(A block of data)
━━━━━━━━

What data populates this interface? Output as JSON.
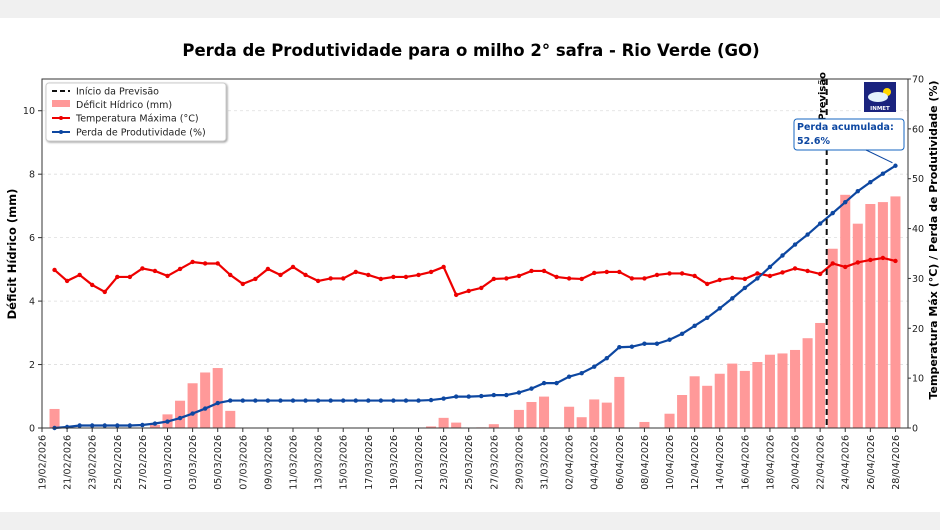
{
  "chart_data": {
    "type": "bar+line",
    "title": "Perda de Produtividade para o milho 2° safra - Rio Verde (GO)",
    "ylabel_left": "Déficit Hídrico (mm)",
    "ylabel_right": "Temperatura Máx (°C) / Perda de Produtividade (%)",
    "ylim_left": [
      0,
      11
    ],
    "ylim_right": [
      0,
      70
    ],
    "yticks_left": [
      "0",
      "2",
      "4",
      "6",
      "8",
      "10"
    ],
    "yticks_right": [
      "0",
      "10",
      "20",
      "30",
      "40",
      "50",
      "60",
      "70"
    ],
    "x_range": [
      "19/02/2026",
      "29/04/2026"
    ],
    "grid": "horizontal dashed",
    "legend_position": "top-left",
    "xtick_labels": [
      "19/02/2026",
      "21/02/2026",
      "23/02/2026",
      "25/02/2026",
      "27/02/2026",
      "01/03/2026",
      "03/03/2026",
      "05/03/2026",
      "07/03/2026",
      "09/03/2026",
      "11/03/2026",
      "13/03/2026",
      "15/03/2026",
      "17/03/2026",
      "19/03/2026",
      "21/03/2026",
      "23/03/2026",
      "25/03/2026",
      "27/03/2026",
      "29/03/2026",
      "31/03/2026",
      "02/04/2026",
      "04/04/2026",
      "06/04/2026",
      "08/04/2026",
      "10/04/2026",
      "12/04/2026",
      "14/04/2026",
      "16/04/2026",
      "18/04/2026",
      "20/04/2026",
      "22/04/2026",
      "24/04/2026",
      "26/04/2026",
      "28/04/2026"
    ],
    "dates": [
      "20/02/2026",
      "21/02/2026",
      "22/02/2026",
      "23/02/2026",
      "24/02/2026",
      "25/02/2026",
      "26/02/2026",
      "27/02/2026",
      "28/02/2026",
      "01/03/2026",
      "02/03/2026",
      "03/03/2026",
      "04/03/2026",
      "05/03/2026",
      "06/03/2026",
      "07/03/2026",
      "08/03/2026",
      "09/03/2026",
      "10/03/2026",
      "11/03/2026",
      "12/03/2026",
      "13/03/2026",
      "14/03/2026",
      "15/03/2026",
      "16/03/2026",
      "17/03/2026",
      "18/03/2026",
      "19/03/2026",
      "20/03/2026",
      "21/03/2026",
      "22/03/2026",
      "23/03/2026",
      "24/03/2026",
      "25/03/2026",
      "26/03/2026",
      "27/03/2026",
      "28/03/2026",
      "29/03/2026",
      "30/03/2026",
      "31/03/2026",
      "01/04/2026",
      "02/04/2026",
      "03/04/2026",
      "04/04/2026",
      "05/04/2026",
      "06/04/2026",
      "07/04/2026",
      "08/04/2026",
      "09/04/2026",
      "10/04/2026",
      "11/04/2026",
      "12/04/2026",
      "13/04/2026",
      "14/04/2026",
      "15/04/2026",
      "16/04/2026",
      "17/04/2026",
      "18/04/2026",
      "19/04/2026",
      "20/04/2026",
      "21/04/2026",
      "22/04/2026",
      "23/04/2026",
      "24/04/2026",
      "25/04/2026",
      "26/04/2026",
      "27/04/2026",
      "28/04/2026"
    ],
    "series": [
      {
        "name": "Déficit Hídrico (mm)",
        "type": "bar",
        "axis": "left",
        "color": "#ff9999",
        "values": [
          0.6,
          0,
          0,
          0,
          0,
          0,
          0,
          0,
          0.1,
          0.43,
          0.86,
          1.41,
          1.75,
          1.89,
          0.54,
          0,
          0,
          0,
          0,
          0,
          0,
          0,
          0,
          0,
          0,
          0,
          0,
          0,
          0,
          0,
          0.05,
          0.32,
          0.17,
          0,
          0.02,
          0.12,
          0,
          0.57,
          0.82,
          0.99,
          0,
          0.67,
          0.34,
          0.9,
          0.8,
          1.61,
          0,
          0.19,
          0,
          0.45,
          1.04,
          1.63,
          1.33,
          1.71,
          2.03,
          1.8,
          2.08,
          2.31,
          2.35,
          2.46,
          2.83,
          3.31,
          5.65,
          7.35,
          6.44,
          7.06,
          7.12,
          7.3
        ]
      },
      {
        "name": "Temperatura Máxima (°C)",
        "type": "line",
        "axis": "right",
        "color": "#ee0000",
        "values": [
          31.7,
          29.5,
          30.7,
          28.7,
          27.3,
          30.3,
          30.3,
          32.0,
          31.5,
          30.5,
          31.9,
          33.3,
          33.0,
          33.0,
          30.7,
          28.9,
          29.9,
          31.9,
          30.7,
          32.3,
          30.7,
          29.5,
          30.0,
          30.0,
          31.3,
          30.7,
          29.9,
          30.3,
          30.3,
          30.7,
          31.3,
          32.3,
          26.7,
          27.5,
          28.1,
          29.9,
          30.0,
          30.5,
          31.5,
          31.5,
          30.3,
          30.0,
          29.9,
          31.1,
          31.3,
          31.3,
          30.0,
          30.0,
          30.7,
          31.0,
          31.0,
          30.5,
          28.9,
          29.7,
          30.1,
          29.9,
          31.0,
          30.5,
          31.2,
          32.0,
          31.5,
          30.9,
          33.0,
          32.3,
          33.2,
          33.7,
          34.1,
          33.5
        ]
      },
      {
        "name": "Perda de Produtividade (%)",
        "type": "line",
        "axis": "right",
        "color": "#0d47a1",
        "values": [
          0,
          0.2,
          0.5,
          0.5,
          0.5,
          0.5,
          0.5,
          0.6,
          0.9,
          1.3,
          2.0,
          2.9,
          3.9,
          5.0,
          5.5,
          5.5,
          5.5,
          5.5,
          5.5,
          5.5,
          5.5,
          5.5,
          5.5,
          5.5,
          5.5,
          5.5,
          5.5,
          5.5,
          5.5,
          5.5,
          5.6,
          5.9,
          6.3,
          6.3,
          6.4,
          6.6,
          6.6,
          7.1,
          7.9,
          9.0,
          9.0,
          10.3,
          11.0,
          12.3,
          14.0,
          16.2,
          16.3,
          16.9,
          16.9,
          17.7,
          18.9,
          20.5,
          22.1,
          24.0,
          26.0,
          28.1,
          30.0,
          32.3,
          34.6,
          36.8,
          38.8,
          41.0,
          43.1,
          45.3,
          47.5,
          49.3,
          51.0,
          52.6
        ]
      }
    ],
    "forecast_start": "23/04/2026",
    "forecast_marker_label": "Previsão",
    "legend": [
      "Início da Previsão",
      "Déficit Hídrico (mm)",
      "Temperatura Máxima (°C)",
      "Perda de Produtividade (%)"
    ],
    "annotation": {
      "line1": "Perda acumulada:",
      "line2": "52.6%"
    },
    "logo_text": "INMET"
  }
}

━━━━━━━━

• [Exercise]: Which lines hold the word "type"? Copy every one of them.

• [Answer to the exercise]:
    "type": "bar+line",
        "type": "bar",
        "type": "line",
        "type": "line",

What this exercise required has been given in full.